Each line below is to be written out in full, exactly as shown.

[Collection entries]
============================================================

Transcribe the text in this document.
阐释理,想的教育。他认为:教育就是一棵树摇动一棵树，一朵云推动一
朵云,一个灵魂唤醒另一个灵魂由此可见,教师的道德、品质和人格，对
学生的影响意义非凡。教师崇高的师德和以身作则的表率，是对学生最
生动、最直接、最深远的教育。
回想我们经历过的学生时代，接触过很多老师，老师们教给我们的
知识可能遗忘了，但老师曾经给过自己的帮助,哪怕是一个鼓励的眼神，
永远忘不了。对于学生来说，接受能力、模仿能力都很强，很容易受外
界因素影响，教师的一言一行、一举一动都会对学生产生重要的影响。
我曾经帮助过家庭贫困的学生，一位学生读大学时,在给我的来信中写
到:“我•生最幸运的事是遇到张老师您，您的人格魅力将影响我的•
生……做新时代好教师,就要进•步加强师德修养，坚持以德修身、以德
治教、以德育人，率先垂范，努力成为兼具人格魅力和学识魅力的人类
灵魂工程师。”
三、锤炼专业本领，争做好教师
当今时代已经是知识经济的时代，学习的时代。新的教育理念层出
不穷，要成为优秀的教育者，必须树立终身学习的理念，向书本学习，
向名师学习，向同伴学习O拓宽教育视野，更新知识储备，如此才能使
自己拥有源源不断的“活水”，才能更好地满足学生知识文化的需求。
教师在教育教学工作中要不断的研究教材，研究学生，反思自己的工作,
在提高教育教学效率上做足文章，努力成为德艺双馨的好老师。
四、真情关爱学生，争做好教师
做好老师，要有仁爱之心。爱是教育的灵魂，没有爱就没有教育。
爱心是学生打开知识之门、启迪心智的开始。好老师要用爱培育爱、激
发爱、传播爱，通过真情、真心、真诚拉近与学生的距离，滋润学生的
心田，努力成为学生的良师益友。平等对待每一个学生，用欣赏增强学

============================================================

(Answer to the problem):
Transcribe the text in this document.
阐释理,想的教育。他认为:教育就是一棵树摇动一棵树，一朵云推动一
朵云,一个灵魂唤醒另一个灵魂由此可见,教师的道德、品质和人格，对
学生的影响意义非凡。教师崇高的师德和以身作则的表率，是对学生最
生动、最直接、最深远的教育。
回想我们经历过的学生时代，接触过很多老师，老师们教给我们的
知识可能遗忘了，但老师曾经给过自己的帮助,哪怕是一个鼓励的眼神，
永远忘不了。对于学生来说，接受能力、模仿能力都很强，很容易受外
界因素影响，教师的一言一行、一举一动都会对学生产生重要的影响。
我曾经帮助过家庭贫困的学生，一位学生读大学时,在给我的来信中写
到:“我•生最幸运的事是遇到张老师您，您的人格魅力将影响我的•
生……做新时代好教师,就要进•步加强师德修养，坚持以德修身、以德
治教、以德育人，率先垂范，努力成为兼具人格魅力和学识魅力的人类
灵魂工程师。”
三、锤炼专业本领，争做好教师
当今时代已经是知识经济的时代，学习的时代。新的教育理念层出
不穷，要成为优秀的教育者，必须树立终身学习的理念，向书本学习，
向名师学习，向同伴学习O拓宽教育视野，更新知识储备，如此才能使
自己拥有源源不断的“活水”，才能更好地满足学生知识文化的需求。
教师在教育教学工作中要不断的研究教材，研究学生，反思自己的工作,
在提高教育教学效率上做足文章，努力成为德艺双馨的好老师。
四、真情关爱学生，争做好教师
做好老师，要有仁爱之心。爱是教育的灵魂，没有爱就没有教育。
爱心是学生打开知识之门、启迪心智的开始。好老师要用爱培育爱、激
发爱、传播爱，通过真情、真心、真诚拉近与学生的距离，滋润学生的
心田，努力成为学生的良师益友。平等对待每一个学生，用欣赏增强学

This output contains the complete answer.